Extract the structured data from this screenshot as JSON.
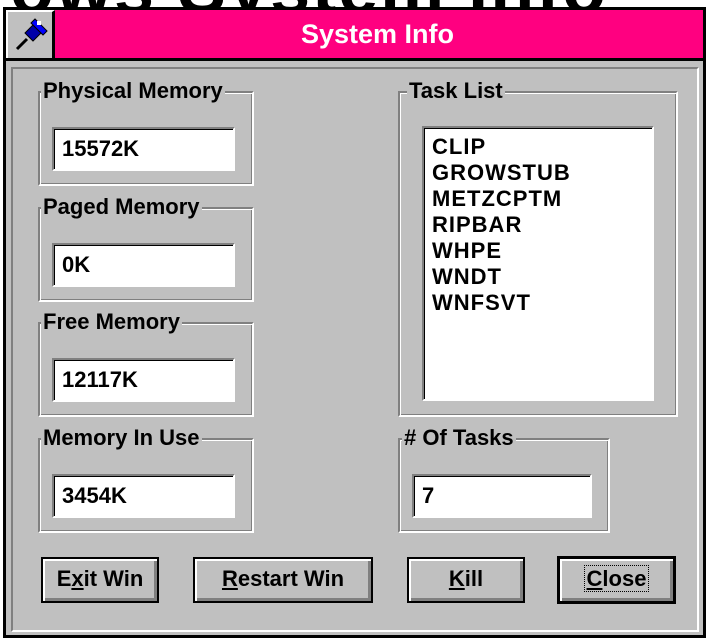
{
  "window": {
    "title": "System Info",
    "background_title": "ows System Info"
  },
  "groups": {
    "physical_memory": {
      "label": "Physical Memory",
      "value": "15572K"
    },
    "paged_memory": {
      "label": "Paged Memory",
      "value": "0K"
    },
    "free_memory": {
      "label": "Free Memory",
      "value": "12117K"
    },
    "memory_in_use": {
      "label": "Memory In Use",
      "value": "3454K"
    },
    "task_list": {
      "label": "Task List",
      "items": [
        "CLIP",
        "GROWSTUB",
        "METZCPTM",
        "RIPBAR",
        "WHPE",
        "WNDT",
        "WNFSVT"
      ]
    },
    "num_tasks": {
      "label": "# Of Tasks",
      "value": "7"
    }
  },
  "buttons": {
    "exit_win": {
      "mnemonic": "x",
      "pre": "E",
      "post": "it Win"
    },
    "restart_win": {
      "mnemonic": "R",
      "pre": "",
      "post": "estart Win"
    },
    "kill": {
      "mnemonic": "K",
      "pre": "",
      "post": "ill"
    },
    "close": {
      "mnemonic": "C",
      "pre": "",
      "post": "lose"
    }
  },
  "colors": {
    "titlebar": "#ff0080",
    "face": "#c0c0c0"
  },
  "icons": {
    "system_menu": "pushpin-icon"
  }
}
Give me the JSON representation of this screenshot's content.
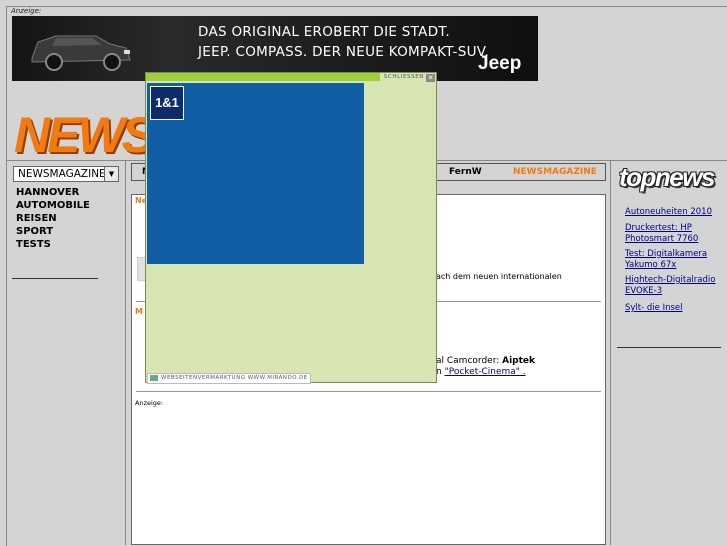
{
  "top_ad": {
    "label": "Anzeige:",
    "line1": "DAS ORIGINAL EROBERT DIE STADT.",
    "line2": "JEEP. COMPASS. DER NEUE KOMPAKT-SUV.",
    "brand": "Jeep"
  },
  "logo_text": "NEWSMA",
  "left": {
    "select_value": "NEWSMAGAZINE",
    "select_arrow": "▼",
    "nav": [
      "HANNOVER",
      "AUTOMOBILE",
      "REISEN",
      "SPORT",
      "TESTS"
    ]
  },
  "tabs": {
    "first": "M",
    "fernw": "FernW",
    "active": "NEWSMAGAZINE"
  },
  "content": {
    "peek1": "Ne",
    "snippet1": "ach dem neuen internationalen",
    "peek2": "M",
    "snippet2_prefix": "al Camcorder: ",
    "snippet2_bold": "Aiptek",
    "snippet3_prefix": "n ",
    "snippet3_link": "\"Pocket-Cinema\" .",
    "ad_label": "Anzeige:"
  },
  "right": {
    "title": "topnews",
    "links": [
      "Autoneuheiten 2010",
      "Druckertest: HP Photosmart 7760",
      "Test: Digitalkamera Yakumo 67x",
      "Hightech-Digitalradio EVOKE-3",
      "Sylt- die Insel"
    ]
  },
  "popup": {
    "close_label": "SCHLIESSEN",
    "close_x": "✕",
    "brand": "1&1",
    "footer": "WEBSEITENVERMARKTUNG WWW.MIRANDO.DE"
  },
  "colors": {
    "accent": "#f07b10",
    "link": "#00008b",
    "popup_bg": "#d6e5b1",
    "ad_blue": "#125ea5"
  }
}
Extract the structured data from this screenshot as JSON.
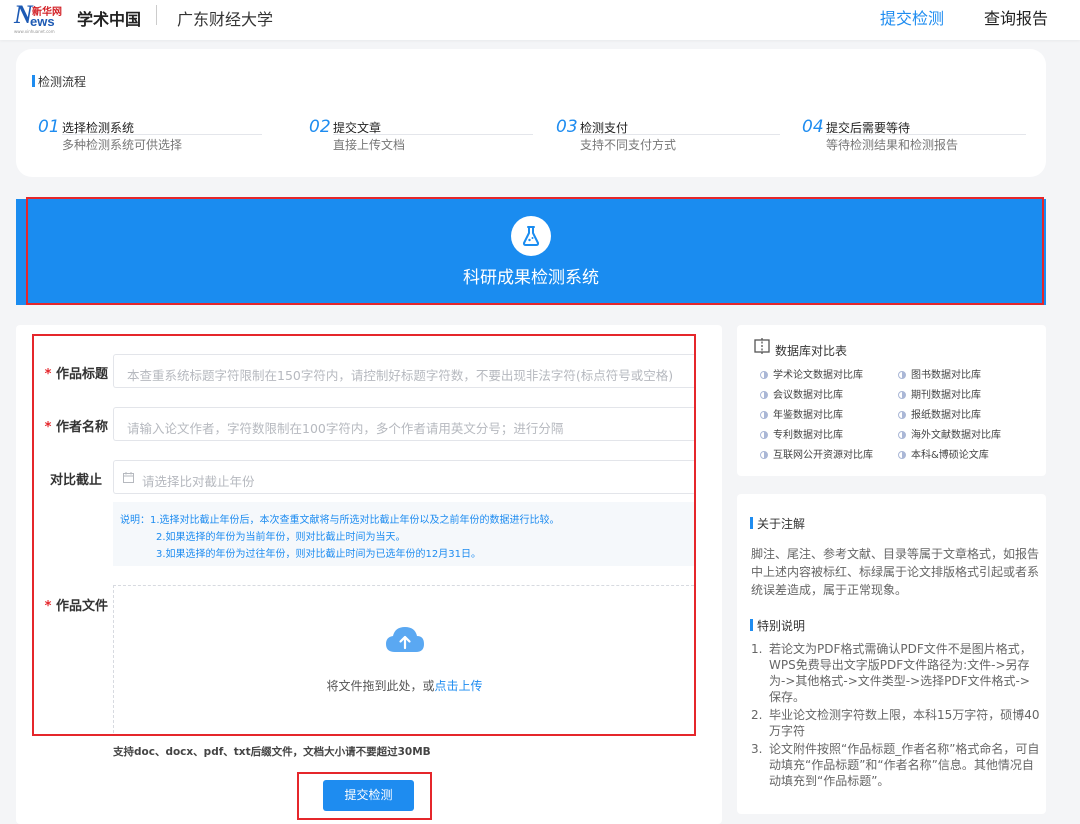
{
  "header": {
    "logo_top": "新华网",
    "logo_n": "N",
    "logo_ews": "ews",
    "logo_url": "www.xinhuanet.com",
    "brand": "学术中国",
    "school": "广东财经大学",
    "nav_submit": "提交检测",
    "nav_query": "查询报告"
  },
  "process": {
    "title": "检测流程",
    "steps": [
      {
        "num": "01",
        "title": "选择检测系统",
        "desc": "多种检测系统可供选择"
      },
      {
        "num": "02",
        "title": "提交文章",
        "desc": "直接上传文档"
      },
      {
        "num": "03",
        "title": "检测支付",
        "desc": "支持不同支付方式"
      },
      {
        "num": "04",
        "title": "提交后需要等待",
        "desc": "等待检测结果和检测报告"
      }
    ]
  },
  "banner": {
    "title": "科研成果检测系统",
    "icon": "flask-icon"
  },
  "form": {
    "title_label": "作品标题",
    "title_placeholder": "本查重系统标题字符限制在150字符内，请控制好标题字符数，不要出现非法字符(标点符号或空格)",
    "author_label": "作者名称",
    "author_placeholder": "请输入论文作者，字符数限制在100字符内，多个作者请用英文分号；进行分隔",
    "year_label": "对比截止",
    "year_placeholder": "请选择比对截止年份",
    "note_lines": [
      "说明：1.选择对比截止年份后，本次查重文献将与所选对比截止年份以及之前年份的数据进行比较。",
      "2.如果选择的年份为当前年份，则对比截止时间为当天。",
      "3.如果选择的年份为过往年份，则对比截止时间为已选年份的12月31日。"
    ],
    "file_label": "作品文件",
    "upload_text": "将文件拖到此处，或",
    "upload_link": "点击上传",
    "hint": "支持doc、docx、pdf、txt后缀文件，文档大小请不要超过30MB",
    "submit": "提交检测"
  },
  "db": {
    "title": "数据库对比表",
    "items": [
      "学术论文数据对比库",
      "图书数据对比库",
      "会议数据对比库",
      "期刊数据对比库",
      "年鉴数据对比库",
      "报纸数据对比库",
      "专利数据对比库",
      "海外文献数据对比库",
      "互联网公开资源对比库",
      "本科&博硕论文库"
    ]
  },
  "info": {
    "h1": "关于注解",
    "p1": "脚注、尾注、参考文献、目录等属于文章格式，如报告中上述内容被标红、标绿属于论文排版格式引起或者系统误差造成，属于正常现象。",
    "h2": "特别说明",
    "list": [
      {
        "n": "1.",
        "text": "若论文为PDF格式需确认PDF文件不是图片格式，WPS免费导出文字版PDF文件路径为:文件->另存为->其他格式->文件类型->选择PDF文件格式->保存。"
      },
      {
        "n": "2.",
        "text": "毕业论文检测字符数上限，本科15万字符，硕博40万字符"
      },
      {
        "n": "3.",
        "text": "论文附件按照“作品标题_作者名称”格式命名，可自动填充“作品标题”和“作者名称”信息。其他情况自动填充到“作品标题”。"
      }
    ]
  },
  "colors": {
    "accent": "#1e8cf0",
    "highlight": "#e5262b"
  }
}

--*--

◆ INSTRUCTIONS TO FOLLOW ◆
Copy the data word for word. Pictures do not go in the copy.

◆ FINAL ANSWER ◆
Extract the structured data from this screenshot as JSON.
{
  "window": {
    "title": "System Info",
    "background_title": "ows System Info"
  },
  "groups": {
    "physical_memory": {
      "label": "Physical Memory",
      "value": "15572K"
    },
    "paged_memory": {
      "label": "Paged Memory",
      "value": "0K"
    },
    "free_memory": {
      "label": "Free Memory",
      "value": "12117K"
    },
    "memory_in_use": {
      "label": "Memory In Use",
      "value": "3454K"
    },
    "task_list": {
      "label": "Task List",
      "items": [
        "CLIP",
        "GROWSTUB",
        "METZCPTM",
        "RIPBAR",
        "WHPE",
        "WNDT",
        "WNFSVT"
      ]
    },
    "num_tasks": {
      "label": "# Of Tasks",
      "value": "7"
    }
  },
  "buttons": {
    "exit_win": {
      "mnemonic": "x",
      "pre": "E",
      "post": "it Win"
    },
    "restart_win": {
      "mnemonic": "R",
      "pre": "",
      "post": "estart Win"
    },
    "kill": {
      "mnemonic": "K",
      "pre": "",
      "post": "ill"
    },
    "close": {
      "mnemonic": "C",
      "pre": "",
      "post": "lose"
    }
  },
  "colors": {
    "titlebar": "#ff0080",
    "face": "#c0c0c0"
  },
  "icons": {
    "system_menu": "pushpin-icon"
  }
}
Give me the JSON representation of this screenshot's content.
{
  "top_ad": {
    "label": "Anzeige:",
    "line1": "DAS ORIGINAL EROBERT DIE STADT.",
    "line2": "JEEP. COMPASS. DER NEUE KOMPAKT-SUV.",
    "brand": "Jeep"
  },
  "logo_text": "NEWSMA",
  "left": {
    "select_value": "NEWSMAGAZINE",
    "select_arrow": "▼",
    "nav": [
      "HANNOVER",
      "AUTOMOBILE",
      "REISEN",
      "SPORT",
      "TESTS"
    ]
  },
  "tabs": {
    "first": "M",
    "fernw": "FernW",
    "active": "NEWSMAGAZINE"
  },
  "content": {
    "peek1": "Ne",
    "snippet1": "ach dem neuen internationalen",
    "peek2": "M",
    "snippet2_prefix": "al Camcorder: ",
    "snippet2_bold": "Aiptek",
    "snippet3_prefix": "n ",
    "snippet3_link": "\"Pocket-Cinema\" .",
    "ad_label": "Anzeige:"
  },
  "right": {
    "title": "topnews",
    "links": [
      "Autoneuheiten 2010",
      "Druckertest: HP Photosmart 7760",
      "Test: Digitalkamera Yakumo 67x",
      "Hightech-Digitalradio EVOKE-3",
      "Sylt- die Insel"
    ]
  },
  "popup": {
    "close_label": "SCHLIESSEN",
    "close_x": "✕",
    "brand": "1&1",
    "footer": "WEBSEITENVERMARKTUNG WWW.MIRANDO.DE"
  },
  "colors": {
    "accent": "#f07b10",
    "link": "#00008b",
    "popup_bg": "#d6e5b1",
    "ad_blue": "#125ea5"
  }
}
Extract the structured data from this screenshot as JSON.
{
  "header": {
    "logo_top": "新华网",
    "logo_n": "N",
    "logo_ews": "ews",
    "logo_url": "www.xinhuanet.com",
    "brand": "学术中国",
    "school": "广东财经大学",
    "nav_submit": "提交检测",
    "nav_query": "查询报告"
  },
  "process": {
    "title": "检测流程",
    "steps": [
      {
        "num": "01",
        "title": "选择检测系统",
        "desc": "多种检测系统可供选择"
      },
      {
        "num": "02",
        "title": "提交文章",
        "desc": "直接上传文档"
      },
      {
        "num": "03",
        "title": "检测支付",
        "desc": "支持不同支付方式"
      },
      {
        "num": "04",
        "title": "提交后需要等待",
        "desc": "等待检测结果和检测报告"
      }
    ]
  },
  "banner": {
    "title": "科研成果检测系统",
    "icon": "flask-icon"
  },
  "form": {
    "title_label": "作品标题",
    "title_placeholder": "本查重系统标题字符限制在150字符内，请控制好标题字符数，不要出现非法字符(标点符号或空格)",
    "author_label": "作者名称",
    "author_placeholder": "请输入论文作者，字符数限制在100字符内，多个作者请用英文分号；进行分隔",
    "year_label": "对比截止",
    "year_placeholder": "请选择比对截止年份",
    "note_lines": [
      "说明：1.选择对比截止年份后，本次查重文献将与所选对比截止年份以及之前年份的数据进行比较。",
      "2.如果选择的年份为当前年份，则对比截止时间为当天。",
      "3.如果选择的年份为过往年份，则对比截止时间为已选年份的12月31日。"
    ],
    "file_label": "作品文件",
    "upload_text": "将文件拖到此处，或",
    "upload_link": "点击上传",
    "hint": "支持doc、docx、pdf、txt后缀文件，文档大小请不要超过30MB",
    "submit": "提交检测"
  },
  "db": {
    "title": "数据库对比表",
    "items": [
      "学术论文数据对比库",
      "图书数据对比库",
      "会议数据对比库",
      "期刊数据对比库",
      "年鉴数据对比库",
      "报纸数据对比库",
      "专利数据对比库",
      "海外文献数据对比库",
      "互联网公开资源对比库",
      "本科&博硕论文库"
    ]
  },
  "info": {
    "h1": "关于注解",
    "p1": "脚注、尾注、参考文献、目录等属于文章格式，如报告中上述内容被标红、标绿属于论文排版格式引起或者系统误差造成，属于正常现象。",
    "h2": "特别说明",
    "list": [
      {
        "n": "1.",
        "text": "若论文为PDF格式需确认PDF文件不是图片格式，WPS免费导出文字版PDF文件路径为:文件->另存为->其他格式->文件类型->选择PDF文件格式->保存。"
      },
      {
        "n": "2.",
        "text": "毕业论文检测字符数上限，本科15万字符，硕博40万字符"
      },
      {
        "n": "3.",
        "text": "论文附件按照“作品标题_作者名称”格式命名，可自动填充“作品标题”和“作者名称”信息。其他情况自动填充到“作品标题”。"
      }
    ]
  },
  "colors": {
    "accent": "#1e8cf0",
    "highlight": "#e5262b"
  }
}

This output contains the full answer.